== AIM ==
Return each line of the listing that contains the string "this".

— BEGIN LISTING —

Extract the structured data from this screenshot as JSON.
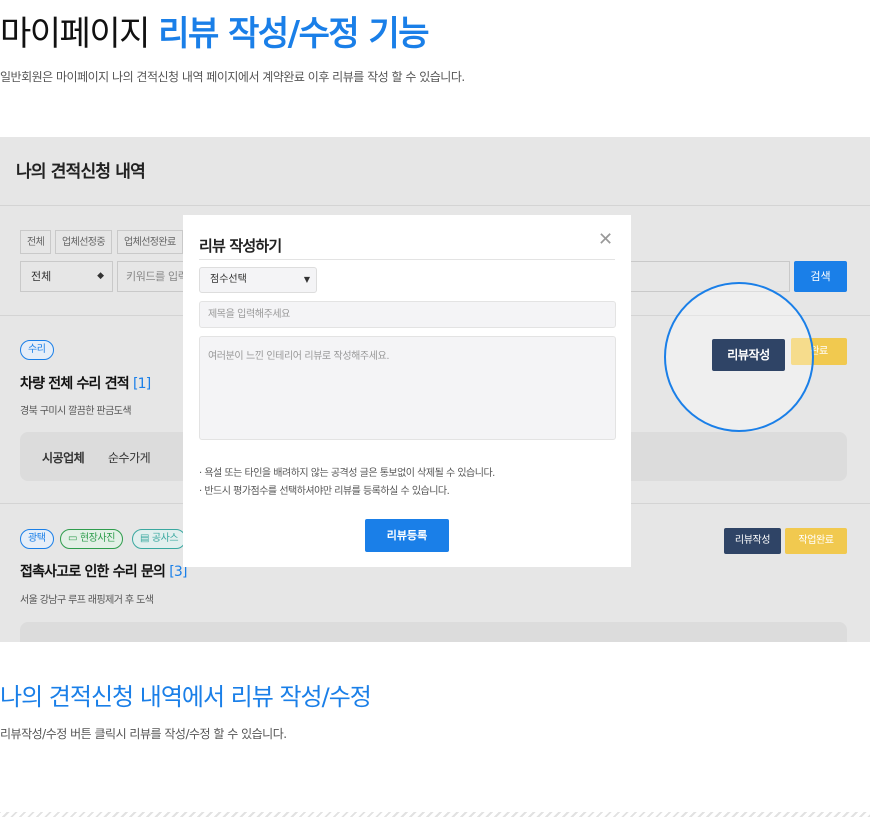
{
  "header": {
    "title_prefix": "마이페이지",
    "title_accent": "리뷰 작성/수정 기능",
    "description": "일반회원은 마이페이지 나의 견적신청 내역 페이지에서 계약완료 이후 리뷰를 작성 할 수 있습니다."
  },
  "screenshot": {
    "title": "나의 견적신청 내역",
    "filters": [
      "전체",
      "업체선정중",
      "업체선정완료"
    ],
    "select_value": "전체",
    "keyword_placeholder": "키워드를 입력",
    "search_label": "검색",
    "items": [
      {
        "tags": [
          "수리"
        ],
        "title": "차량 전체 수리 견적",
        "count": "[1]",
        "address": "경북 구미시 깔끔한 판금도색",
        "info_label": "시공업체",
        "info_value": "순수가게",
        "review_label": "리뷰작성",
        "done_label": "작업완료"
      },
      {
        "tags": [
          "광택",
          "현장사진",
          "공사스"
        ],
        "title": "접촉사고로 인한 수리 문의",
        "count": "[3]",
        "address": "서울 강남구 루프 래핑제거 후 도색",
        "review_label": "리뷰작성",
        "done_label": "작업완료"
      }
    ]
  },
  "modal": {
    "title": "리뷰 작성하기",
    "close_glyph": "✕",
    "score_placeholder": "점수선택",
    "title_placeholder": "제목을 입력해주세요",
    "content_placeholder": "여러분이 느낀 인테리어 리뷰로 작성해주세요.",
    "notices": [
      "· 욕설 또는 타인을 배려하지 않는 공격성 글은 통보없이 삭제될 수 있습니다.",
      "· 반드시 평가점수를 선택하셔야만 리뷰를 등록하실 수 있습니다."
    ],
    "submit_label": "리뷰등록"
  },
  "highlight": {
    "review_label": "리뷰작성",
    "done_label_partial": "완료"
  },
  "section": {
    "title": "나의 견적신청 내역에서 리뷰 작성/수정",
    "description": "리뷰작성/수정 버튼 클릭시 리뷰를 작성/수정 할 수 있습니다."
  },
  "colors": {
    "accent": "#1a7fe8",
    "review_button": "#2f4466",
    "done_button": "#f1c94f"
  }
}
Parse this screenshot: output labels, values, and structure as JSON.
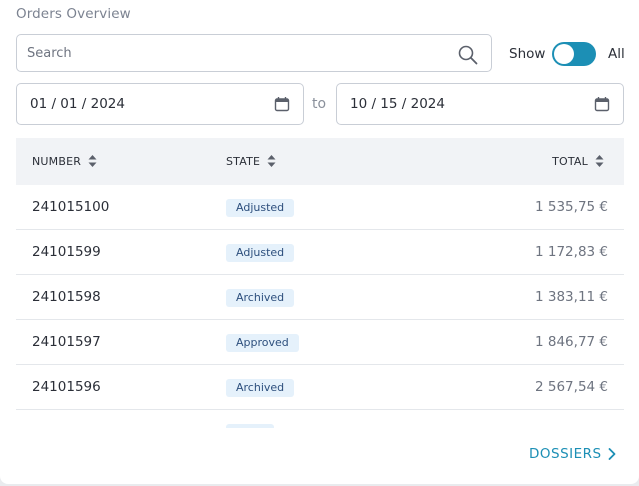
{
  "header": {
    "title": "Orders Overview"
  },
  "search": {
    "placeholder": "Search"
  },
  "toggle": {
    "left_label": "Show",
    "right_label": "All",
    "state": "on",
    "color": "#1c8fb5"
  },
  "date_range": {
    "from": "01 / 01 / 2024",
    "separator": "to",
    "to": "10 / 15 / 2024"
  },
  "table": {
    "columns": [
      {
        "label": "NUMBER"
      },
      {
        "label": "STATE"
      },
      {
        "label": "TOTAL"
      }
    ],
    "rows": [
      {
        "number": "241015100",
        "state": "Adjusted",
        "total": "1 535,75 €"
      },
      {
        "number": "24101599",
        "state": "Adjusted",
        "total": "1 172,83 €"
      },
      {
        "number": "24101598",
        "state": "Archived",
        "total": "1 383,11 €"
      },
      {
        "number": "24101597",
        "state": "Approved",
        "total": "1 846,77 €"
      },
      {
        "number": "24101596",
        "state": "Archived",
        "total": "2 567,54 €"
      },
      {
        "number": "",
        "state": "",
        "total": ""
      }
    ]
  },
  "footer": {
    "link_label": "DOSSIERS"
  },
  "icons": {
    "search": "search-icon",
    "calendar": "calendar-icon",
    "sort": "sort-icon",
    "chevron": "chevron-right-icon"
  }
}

— END LISTING —
— BEGIN LISTING —

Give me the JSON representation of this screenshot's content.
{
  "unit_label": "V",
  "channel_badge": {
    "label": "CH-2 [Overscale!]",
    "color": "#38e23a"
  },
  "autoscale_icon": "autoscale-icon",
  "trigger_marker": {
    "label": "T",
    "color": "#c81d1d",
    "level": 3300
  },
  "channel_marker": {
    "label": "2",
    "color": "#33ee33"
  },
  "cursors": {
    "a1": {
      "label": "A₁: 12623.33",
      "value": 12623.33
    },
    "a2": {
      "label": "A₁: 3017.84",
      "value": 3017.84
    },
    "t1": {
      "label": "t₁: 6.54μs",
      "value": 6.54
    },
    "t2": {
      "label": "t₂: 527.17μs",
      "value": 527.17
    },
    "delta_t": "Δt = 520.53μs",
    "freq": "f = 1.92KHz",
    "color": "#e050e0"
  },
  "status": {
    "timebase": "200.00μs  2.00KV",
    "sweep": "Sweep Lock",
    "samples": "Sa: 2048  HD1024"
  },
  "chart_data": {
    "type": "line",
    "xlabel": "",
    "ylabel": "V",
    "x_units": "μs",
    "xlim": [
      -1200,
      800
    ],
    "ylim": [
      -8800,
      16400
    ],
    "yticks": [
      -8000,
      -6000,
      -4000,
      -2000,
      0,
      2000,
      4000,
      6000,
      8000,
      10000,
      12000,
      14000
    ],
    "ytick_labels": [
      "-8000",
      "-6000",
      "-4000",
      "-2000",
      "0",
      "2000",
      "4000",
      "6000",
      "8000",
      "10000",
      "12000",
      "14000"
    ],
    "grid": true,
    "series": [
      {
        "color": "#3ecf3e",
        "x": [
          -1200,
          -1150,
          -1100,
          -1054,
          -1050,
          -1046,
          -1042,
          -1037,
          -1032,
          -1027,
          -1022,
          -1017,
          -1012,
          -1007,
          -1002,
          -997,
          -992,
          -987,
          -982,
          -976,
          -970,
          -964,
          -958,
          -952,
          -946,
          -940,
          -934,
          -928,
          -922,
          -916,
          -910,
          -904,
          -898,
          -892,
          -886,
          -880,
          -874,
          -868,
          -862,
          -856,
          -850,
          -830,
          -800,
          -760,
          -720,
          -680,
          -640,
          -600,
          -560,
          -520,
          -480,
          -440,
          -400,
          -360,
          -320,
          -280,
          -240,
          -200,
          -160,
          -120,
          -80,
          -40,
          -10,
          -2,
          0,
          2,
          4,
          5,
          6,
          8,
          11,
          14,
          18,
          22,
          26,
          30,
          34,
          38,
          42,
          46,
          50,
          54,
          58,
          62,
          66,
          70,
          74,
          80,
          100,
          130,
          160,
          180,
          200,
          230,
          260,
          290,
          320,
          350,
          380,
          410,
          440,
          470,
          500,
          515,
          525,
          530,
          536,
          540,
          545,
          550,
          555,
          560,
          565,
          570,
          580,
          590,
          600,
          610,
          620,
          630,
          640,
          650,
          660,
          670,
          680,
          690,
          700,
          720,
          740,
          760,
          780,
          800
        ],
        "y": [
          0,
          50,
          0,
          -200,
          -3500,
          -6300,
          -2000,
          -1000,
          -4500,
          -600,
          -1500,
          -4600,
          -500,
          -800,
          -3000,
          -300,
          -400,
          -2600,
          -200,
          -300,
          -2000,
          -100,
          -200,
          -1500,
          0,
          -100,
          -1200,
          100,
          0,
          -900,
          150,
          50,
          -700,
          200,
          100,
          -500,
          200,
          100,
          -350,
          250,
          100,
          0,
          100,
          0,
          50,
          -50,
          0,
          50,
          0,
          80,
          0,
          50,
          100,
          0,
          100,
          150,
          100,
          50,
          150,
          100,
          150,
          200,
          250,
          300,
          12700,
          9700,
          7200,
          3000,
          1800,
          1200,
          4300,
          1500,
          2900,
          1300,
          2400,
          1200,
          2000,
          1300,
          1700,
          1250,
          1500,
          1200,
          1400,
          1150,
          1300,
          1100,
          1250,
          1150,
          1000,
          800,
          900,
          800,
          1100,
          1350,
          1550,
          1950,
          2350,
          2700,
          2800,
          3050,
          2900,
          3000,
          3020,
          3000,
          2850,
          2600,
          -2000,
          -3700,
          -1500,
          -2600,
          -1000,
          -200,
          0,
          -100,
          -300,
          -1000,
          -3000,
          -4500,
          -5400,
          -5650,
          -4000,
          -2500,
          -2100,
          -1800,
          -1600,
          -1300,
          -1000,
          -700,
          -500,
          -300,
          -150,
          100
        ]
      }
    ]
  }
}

— END LISTING —

== EXERCISE RESPONSE ==
Extract the structured data from this screenshot as JSON.
Parse this screenshot: output labels, values, and structure as JSON.
Give me the JSON representation of this screenshot's content.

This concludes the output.